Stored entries
---

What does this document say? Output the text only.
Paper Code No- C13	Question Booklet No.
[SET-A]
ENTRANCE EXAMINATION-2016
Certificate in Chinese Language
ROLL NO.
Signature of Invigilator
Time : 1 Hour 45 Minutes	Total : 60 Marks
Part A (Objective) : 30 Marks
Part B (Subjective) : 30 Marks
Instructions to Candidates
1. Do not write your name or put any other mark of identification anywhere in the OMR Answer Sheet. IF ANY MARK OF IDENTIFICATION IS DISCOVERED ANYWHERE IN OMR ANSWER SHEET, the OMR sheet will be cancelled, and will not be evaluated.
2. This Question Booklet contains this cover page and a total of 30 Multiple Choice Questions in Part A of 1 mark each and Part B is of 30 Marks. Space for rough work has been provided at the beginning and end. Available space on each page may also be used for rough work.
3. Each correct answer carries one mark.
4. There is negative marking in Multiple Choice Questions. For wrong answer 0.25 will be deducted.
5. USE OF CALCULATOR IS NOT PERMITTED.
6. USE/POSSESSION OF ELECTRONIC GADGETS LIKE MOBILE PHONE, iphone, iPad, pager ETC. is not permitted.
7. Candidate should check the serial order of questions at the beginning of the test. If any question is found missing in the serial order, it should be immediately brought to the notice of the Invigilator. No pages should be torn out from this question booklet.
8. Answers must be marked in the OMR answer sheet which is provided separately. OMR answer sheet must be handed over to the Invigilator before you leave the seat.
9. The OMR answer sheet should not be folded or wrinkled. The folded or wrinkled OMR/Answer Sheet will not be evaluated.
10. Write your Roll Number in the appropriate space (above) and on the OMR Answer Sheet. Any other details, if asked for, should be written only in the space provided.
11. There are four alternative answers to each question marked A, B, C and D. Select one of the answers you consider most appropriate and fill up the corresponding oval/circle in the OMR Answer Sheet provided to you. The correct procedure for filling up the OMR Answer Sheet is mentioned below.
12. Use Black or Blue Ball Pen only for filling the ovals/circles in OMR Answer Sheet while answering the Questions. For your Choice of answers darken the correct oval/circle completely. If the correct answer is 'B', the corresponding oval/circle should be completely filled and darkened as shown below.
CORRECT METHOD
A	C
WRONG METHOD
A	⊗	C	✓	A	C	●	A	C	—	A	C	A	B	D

---

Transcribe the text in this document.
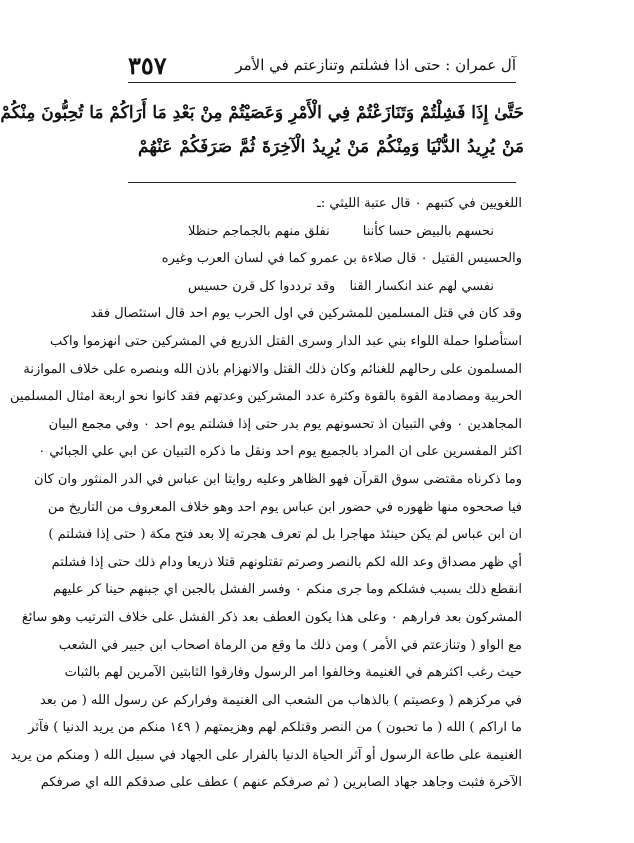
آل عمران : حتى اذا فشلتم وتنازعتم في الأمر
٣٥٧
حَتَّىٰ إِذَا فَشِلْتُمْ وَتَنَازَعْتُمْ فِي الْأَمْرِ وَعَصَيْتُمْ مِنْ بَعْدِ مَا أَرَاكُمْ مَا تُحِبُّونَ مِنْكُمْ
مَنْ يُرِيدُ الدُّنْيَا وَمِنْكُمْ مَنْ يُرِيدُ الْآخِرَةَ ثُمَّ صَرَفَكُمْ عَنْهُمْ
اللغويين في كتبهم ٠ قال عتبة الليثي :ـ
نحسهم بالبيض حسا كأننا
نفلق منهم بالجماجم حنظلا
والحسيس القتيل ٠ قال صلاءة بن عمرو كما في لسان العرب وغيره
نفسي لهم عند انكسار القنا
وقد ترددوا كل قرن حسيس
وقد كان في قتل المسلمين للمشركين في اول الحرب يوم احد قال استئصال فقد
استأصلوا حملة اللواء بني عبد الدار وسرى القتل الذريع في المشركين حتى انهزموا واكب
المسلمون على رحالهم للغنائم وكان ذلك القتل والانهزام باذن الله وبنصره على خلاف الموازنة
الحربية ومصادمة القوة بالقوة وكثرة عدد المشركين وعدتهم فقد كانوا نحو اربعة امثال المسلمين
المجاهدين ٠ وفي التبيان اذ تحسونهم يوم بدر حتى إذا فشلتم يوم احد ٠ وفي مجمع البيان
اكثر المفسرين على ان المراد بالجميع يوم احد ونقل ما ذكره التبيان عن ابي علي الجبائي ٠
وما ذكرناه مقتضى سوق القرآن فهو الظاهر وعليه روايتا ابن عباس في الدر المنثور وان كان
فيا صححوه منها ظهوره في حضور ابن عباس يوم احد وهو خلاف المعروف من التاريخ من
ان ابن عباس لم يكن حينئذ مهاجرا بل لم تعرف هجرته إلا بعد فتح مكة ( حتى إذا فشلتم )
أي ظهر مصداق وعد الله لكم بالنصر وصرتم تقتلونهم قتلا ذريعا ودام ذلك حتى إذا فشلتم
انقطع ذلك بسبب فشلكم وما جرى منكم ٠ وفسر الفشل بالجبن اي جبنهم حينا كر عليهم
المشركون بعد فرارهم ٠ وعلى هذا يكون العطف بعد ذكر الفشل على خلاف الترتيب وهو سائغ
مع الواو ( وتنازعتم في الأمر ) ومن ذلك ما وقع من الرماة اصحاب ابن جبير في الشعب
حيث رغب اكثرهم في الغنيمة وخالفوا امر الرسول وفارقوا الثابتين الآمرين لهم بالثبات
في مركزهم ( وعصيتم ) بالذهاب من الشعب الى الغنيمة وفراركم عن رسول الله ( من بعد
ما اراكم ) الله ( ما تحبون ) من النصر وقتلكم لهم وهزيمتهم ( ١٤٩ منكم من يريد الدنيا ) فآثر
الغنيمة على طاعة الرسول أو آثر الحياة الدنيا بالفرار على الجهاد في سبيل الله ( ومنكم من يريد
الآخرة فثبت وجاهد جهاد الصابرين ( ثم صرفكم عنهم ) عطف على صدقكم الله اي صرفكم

---

• _TASK PROMPT_
Read the lines above. Gather those in which the string "document" is found.

• _IN RESPONSE_
What does this document say? Output the text only.
Transcribe the text in this document.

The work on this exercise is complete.